* [Problem description]: Return the records word for word. Any pictures in them are not part of the copy.

* [Given information]:
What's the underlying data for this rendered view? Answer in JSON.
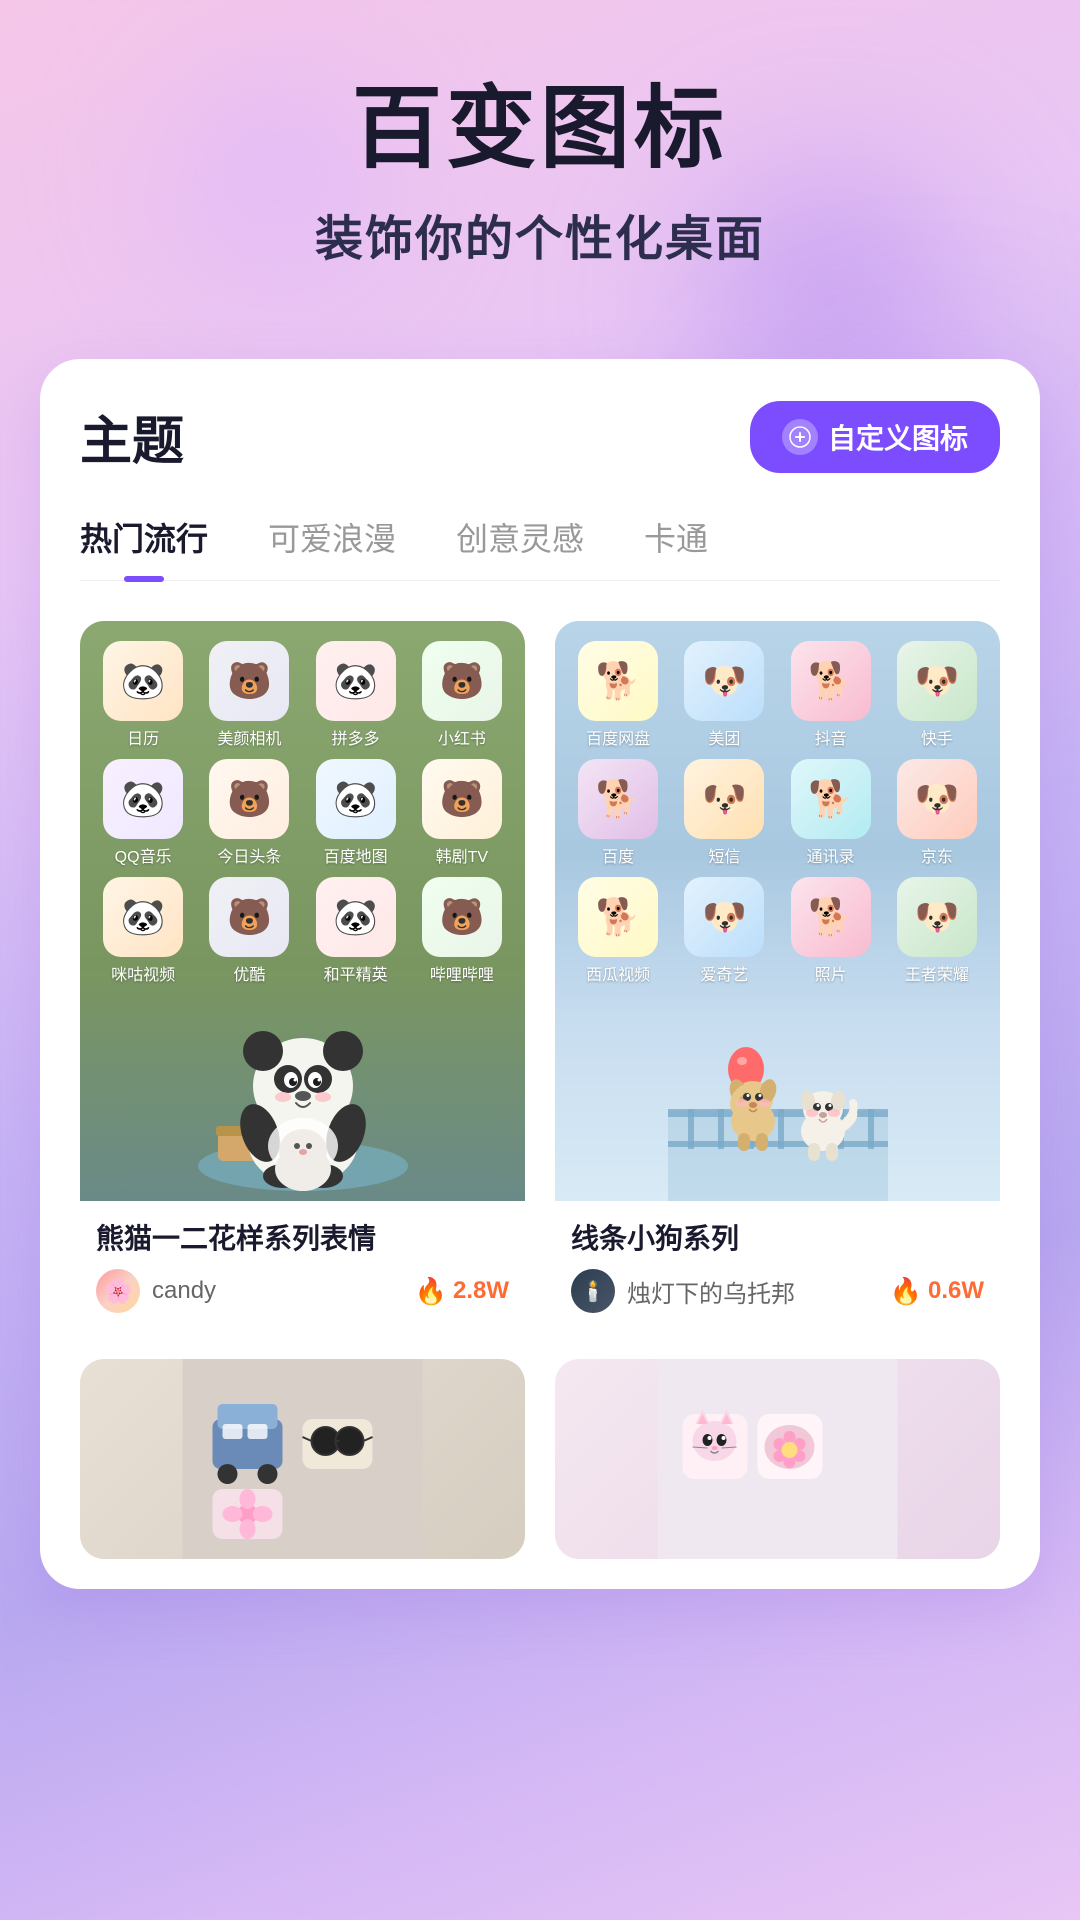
{
  "header": {
    "main_title": "百变图标",
    "sub_title": "装饰你的个性化桌面"
  },
  "card": {
    "title": "主题",
    "custom_btn_label": "自定义图标",
    "tabs": [
      {
        "label": "热门流行",
        "active": true
      },
      {
        "label": "可爱浪漫",
        "active": false
      },
      {
        "label": "创意灵感",
        "active": false
      },
      {
        "label": "卡通",
        "active": false
      }
    ]
  },
  "themes": [
    {
      "id": "panda",
      "name": "熊猫一二花样系列表情",
      "author": "candy",
      "hot_count": "2.8W",
      "apps": [
        {
          "label": "日历",
          "emoji": "🐼"
        },
        {
          "label": "美颜相机",
          "emoji": "🐻"
        },
        {
          "label": "拼多多",
          "emoji": "🐼"
        },
        {
          "label": "小红书",
          "emoji": "🐻"
        },
        {
          "label": "QQ音乐",
          "emoji": "🐼"
        },
        {
          "label": "今日头条",
          "emoji": "🐻"
        },
        {
          "label": "百度地图",
          "emoji": "🐼"
        },
        {
          "label": "韩剧TV",
          "emoji": "🐻"
        },
        {
          "label": "咪咕视频",
          "emoji": "🐼"
        },
        {
          "label": "优酷",
          "emoji": "🐻"
        },
        {
          "label": "和平精英",
          "emoji": "🐼"
        },
        {
          "label": "哔哩哔哩",
          "emoji": "🐻"
        }
      ]
    },
    {
      "id": "dog",
      "name": "线条小狗系列",
      "author": "烛灯下的乌托邦",
      "hot_count": "0.6W",
      "apps": [
        {
          "label": "百度网盘",
          "emoji": "🐕"
        },
        {
          "label": "美团",
          "emoji": "🐶"
        },
        {
          "label": "抖音",
          "emoji": "🐕"
        },
        {
          "label": "快手",
          "emoji": "🐶"
        },
        {
          "label": "百度",
          "emoji": "🐕"
        },
        {
          "label": "短信",
          "emoji": "🐶"
        },
        {
          "label": "通讯录",
          "emoji": "🐕"
        },
        {
          "label": "京东",
          "emoji": "🐶"
        },
        {
          "label": "西瓜视频",
          "emoji": "🐕"
        },
        {
          "label": "爱奇艺",
          "emoji": "🐶"
        },
        {
          "label": "照片",
          "emoji": "🐕"
        },
        {
          "label": "王者荣耀",
          "emoji": "🐶"
        }
      ]
    }
  ]
}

* [The completed task]:
What's the underlying data for this rendered view? Answer in JSON.
{
  "header": {
    "main_title": "百变图标",
    "sub_title": "装饰你的个性化桌面"
  },
  "card": {
    "title": "主题",
    "custom_btn_label": "自定义图标",
    "tabs": [
      {
        "label": "热门流行",
        "active": true
      },
      {
        "label": "可爱浪漫",
        "active": false
      },
      {
        "label": "创意灵感",
        "active": false
      },
      {
        "label": "卡通",
        "active": false
      }
    ]
  },
  "themes": [
    {
      "id": "panda",
      "name": "熊猫一二花样系列表情",
      "author": "candy",
      "hot_count": "2.8W",
      "apps": [
        {
          "label": "日历",
          "emoji": "🐼"
        },
        {
          "label": "美颜相机",
          "emoji": "🐻"
        },
        {
          "label": "拼多多",
          "emoji": "🐼"
        },
        {
          "label": "小红书",
          "emoji": "🐻"
        },
        {
          "label": "QQ音乐",
          "emoji": "🐼"
        },
        {
          "label": "今日头条",
          "emoji": "🐻"
        },
        {
          "label": "百度地图",
          "emoji": "🐼"
        },
        {
          "label": "韩剧TV",
          "emoji": "🐻"
        },
        {
          "label": "咪咕视频",
          "emoji": "🐼"
        },
        {
          "label": "优酷",
          "emoji": "🐻"
        },
        {
          "label": "和平精英",
          "emoji": "🐼"
        },
        {
          "label": "哔哩哔哩",
          "emoji": "🐻"
        }
      ]
    },
    {
      "id": "dog",
      "name": "线条小狗系列",
      "author": "烛灯下的乌托邦",
      "hot_count": "0.6W",
      "apps": [
        {
          "label": "百度网盘",
          "emoji": "🐕"
        },
        {
          "label": "美团",
          "emoji": "🐶"
        },
        {
          "label": "抖音",
          "emoji": "🐕"
        },
        {
          "label": "快手",
          "emoji": "🐶"
        },
        {
          "label": "百度",
          "emoji": "🐕"
        },
        {
          "label": "短信",
          "emoji": "🐶"
        },
        {
          "label": "通讯录",
          "emoji": "🐕"
        },
        {
          "label": "京东",
          "emoji": "🐶"
        },
        {
          "label": "西瓜视频",
          "emoji": "🐕"
        },
        {
          "label": "爱奇艺",
          "emoji": "🐶"
        },
        {
          "label": "照片",
          "emoji": "🐕"
        },
        {
          "label": "王者荣耀",
          "emoji": "🐶"
        }
      ]
    }
  ]
}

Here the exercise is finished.